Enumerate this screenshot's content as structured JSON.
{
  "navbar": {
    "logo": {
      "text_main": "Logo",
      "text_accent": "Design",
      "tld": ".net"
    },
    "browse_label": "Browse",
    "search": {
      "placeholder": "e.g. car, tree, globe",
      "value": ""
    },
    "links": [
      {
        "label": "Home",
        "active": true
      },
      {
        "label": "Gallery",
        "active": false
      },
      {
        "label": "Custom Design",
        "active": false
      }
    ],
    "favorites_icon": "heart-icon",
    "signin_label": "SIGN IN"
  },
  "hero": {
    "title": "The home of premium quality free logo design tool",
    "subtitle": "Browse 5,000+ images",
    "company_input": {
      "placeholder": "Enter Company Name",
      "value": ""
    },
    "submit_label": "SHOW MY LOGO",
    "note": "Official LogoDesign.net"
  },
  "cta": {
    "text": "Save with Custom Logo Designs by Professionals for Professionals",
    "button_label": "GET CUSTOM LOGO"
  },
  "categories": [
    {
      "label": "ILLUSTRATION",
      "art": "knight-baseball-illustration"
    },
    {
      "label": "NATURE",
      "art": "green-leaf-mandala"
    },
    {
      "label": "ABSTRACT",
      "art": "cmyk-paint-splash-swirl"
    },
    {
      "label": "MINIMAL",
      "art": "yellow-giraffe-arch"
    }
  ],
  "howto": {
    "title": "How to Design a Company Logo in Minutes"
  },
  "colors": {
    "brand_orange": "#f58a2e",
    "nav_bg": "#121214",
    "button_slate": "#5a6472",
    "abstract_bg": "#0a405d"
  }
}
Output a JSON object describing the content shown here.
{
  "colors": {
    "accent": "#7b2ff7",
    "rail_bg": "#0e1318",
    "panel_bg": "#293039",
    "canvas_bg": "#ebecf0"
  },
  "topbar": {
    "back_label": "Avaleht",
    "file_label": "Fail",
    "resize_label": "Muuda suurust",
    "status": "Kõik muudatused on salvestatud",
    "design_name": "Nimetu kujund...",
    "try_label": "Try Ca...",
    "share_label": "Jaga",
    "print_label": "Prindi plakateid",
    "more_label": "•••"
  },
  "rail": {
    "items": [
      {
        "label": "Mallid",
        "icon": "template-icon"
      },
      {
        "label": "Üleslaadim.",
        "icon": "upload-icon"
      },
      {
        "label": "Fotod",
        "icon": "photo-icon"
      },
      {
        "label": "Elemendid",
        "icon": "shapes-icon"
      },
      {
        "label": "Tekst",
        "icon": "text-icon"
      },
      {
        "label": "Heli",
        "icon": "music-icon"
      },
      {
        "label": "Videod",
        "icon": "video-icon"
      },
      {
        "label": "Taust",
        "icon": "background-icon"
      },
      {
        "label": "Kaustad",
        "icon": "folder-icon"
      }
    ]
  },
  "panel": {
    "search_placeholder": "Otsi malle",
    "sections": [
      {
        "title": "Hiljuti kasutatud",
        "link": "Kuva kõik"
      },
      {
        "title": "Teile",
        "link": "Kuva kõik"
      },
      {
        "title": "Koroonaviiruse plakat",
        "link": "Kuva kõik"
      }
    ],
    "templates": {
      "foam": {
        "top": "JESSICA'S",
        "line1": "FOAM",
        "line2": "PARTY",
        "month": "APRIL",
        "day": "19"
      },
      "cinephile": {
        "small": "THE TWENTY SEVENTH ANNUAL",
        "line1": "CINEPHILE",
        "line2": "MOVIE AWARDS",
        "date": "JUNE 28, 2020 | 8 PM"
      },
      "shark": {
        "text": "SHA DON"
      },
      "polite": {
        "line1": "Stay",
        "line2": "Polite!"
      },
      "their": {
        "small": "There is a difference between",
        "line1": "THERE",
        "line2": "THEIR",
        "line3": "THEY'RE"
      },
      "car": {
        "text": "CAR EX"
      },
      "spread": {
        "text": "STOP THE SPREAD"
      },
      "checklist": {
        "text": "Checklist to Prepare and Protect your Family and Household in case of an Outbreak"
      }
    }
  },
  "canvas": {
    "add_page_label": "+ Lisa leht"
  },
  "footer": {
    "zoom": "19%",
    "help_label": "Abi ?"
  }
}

:::::

*PROBLEM STATEMENT:* Word for word, quote all of the data above.

*TASK OUTPUT:*
Enumerate this screenshot's content as structured JSON.
{
  "navbar": {
    "logo": {
      "text_main": "Logo",
      "text_accent": "Design",
      "tld": ".net"
    },
    "browse_label": "Browse",
    "search": {
      "placeholder": "e.g. car, tree, globe",
      "value": ""
    },
    "links": [
      {
        "label": "Home",
        "active": true
      },
      {
        "label": "Gallery",
        "active": false
      },
      {
        "label": "Custom Design",
        "active": false
      }
    ],
    "favorites_icon": "heart-icon",
    "signin_label": "SIGN IN"
  },
  "hero": {
    "title": "The home of premium quality free logo design tool",
    "subtitle": "Browse 5,000+ images",
    "company_input": {
      "placeholder": "Enter Company Name",
      "value": ""
    },
    "submit_label": "SHOW MY LOGO",
    "note": "Official LogoDesign.net"
  },
  "cta": {
    "text": "Save with Custom Logo Designs by Professionals for Professionals",
    "button_label": "GET CUSTOM LOGO"
  },
  "categories": [
    {
      "label": "ILLUSTRATION",
      "art": "knight-baseball-illustration"
    },
    {
      "label": "NATURE",
      "art": "green-leaf-mandala"
    },
    {
      "label": "ABSTRACT",
      "art": "cmyk-paint-splash-swirl"
    },
    {
      "label": "MINIMAL",
      "art": "yellow-giraffe-arch"
    }
  ],
  "howto": {
    "title": "How to Design a Company Logo in Minutes"
  },
  "colors": {
    "brand_orange": "#f58a2e",
    "nav_bg": "#121214",
    "button_slate": "#5a6472",
    "abstract_bg": "#0a405d"
  }
}
Output a JSON object describing the content shown here.
{
  "colors": {
    "accent": "#7b2ff7",
    "rail_bg": "#0e1318",
    "panel_bg": "#293039",
    "canvas_bg": "#ebecf0"
  },
  "topbar": {
    "back_label": "Avaleht",
    "file_label": "Fail",
    "resize_label": "Muuda suurust",
    "status": "Kõik muudatused on salvestatud",
    "design_name": "Nimetu kujund...",
    "try_label": "Try Ca...",
    "share_label": "Jaga",
    "print_label": "Prindi plakateid",
    "more_label": "•••"
  },
  "rail": {
    "items": [
      {
        "label": "Mallid",
        "icon": "template-icon"
      },
      {
        "label": "Üleslaadim.",
        "icon": "upload-icon"
      },
      {
        "label": "Fotod",
        "icon": "photo-icon"
      },
      {
        "label": "Elemendid",
        "icon": "shapes-icon"
      },
      {
        "label": "Tekst",
        "icon": "text-icon"
      },
      {
        "label": "Heli",
        "icon": "music-icon"
      },
      {
        "label": "Videod",
        "icon": "video-icon"
      },
      {
        "label": "Taust",
        "icon": "background-icon"
      },
      {
        "label": "Kaustad",
        "icon": "folder-icon"
      }
    ]
  },
  "panel": {
    "search_placeholder": "Otsi malle",
    "sections": [
      {
        "title": "Hiljuti kasutatud",
        "link": "Kuva kõik"
      },
      {
        "title": "Teile",
        "link": "Kuva kõik"
      },
      {
        "title": "Koroonaviiruse plakat",
        "link": "Kuva kõik"
      }
    ],
    "templates": {
      "foam": {
        "top": "JESSICA'S",
        "line1": "FOAM",
        "line2": "PARTY",
        "month": "APRIL",
        "day": "19"
      },
      "cinephile": {
        "small": "THE TWENTY SEVENTH ANNUAL",
        "line1": "CINEPHILE",
        "line2": "MOVIE AWARDS",
        "date": "JUNE 28, 2020 | 8 PM"
      },
      "shark": {
        "text": "SHA DON"
      },
      "polite": {
        "line1": "Stay",
        "line2": "Polite!"
      },
      "their": {
        "small": "There is a difference between",
        "line1": "THERE",
        "line2": "THEIR",
        "line3": "THEY'RE"
      },
      "car": {
        "text": "CAR EX"
      },
      "spread": {
        "text": "STOP THE SPREAD"
      },
      "checklist": {
        "text": "Checklist to Prepare and Protect your Family and Household in case of an Outbreak"
      }
    }
  },
  "canvas": {
    "add_page_label": "+ Lisa leht"
  },
  "footer": {
    "zoom": "19%",
    "help_label": "Abi ?"
  }
}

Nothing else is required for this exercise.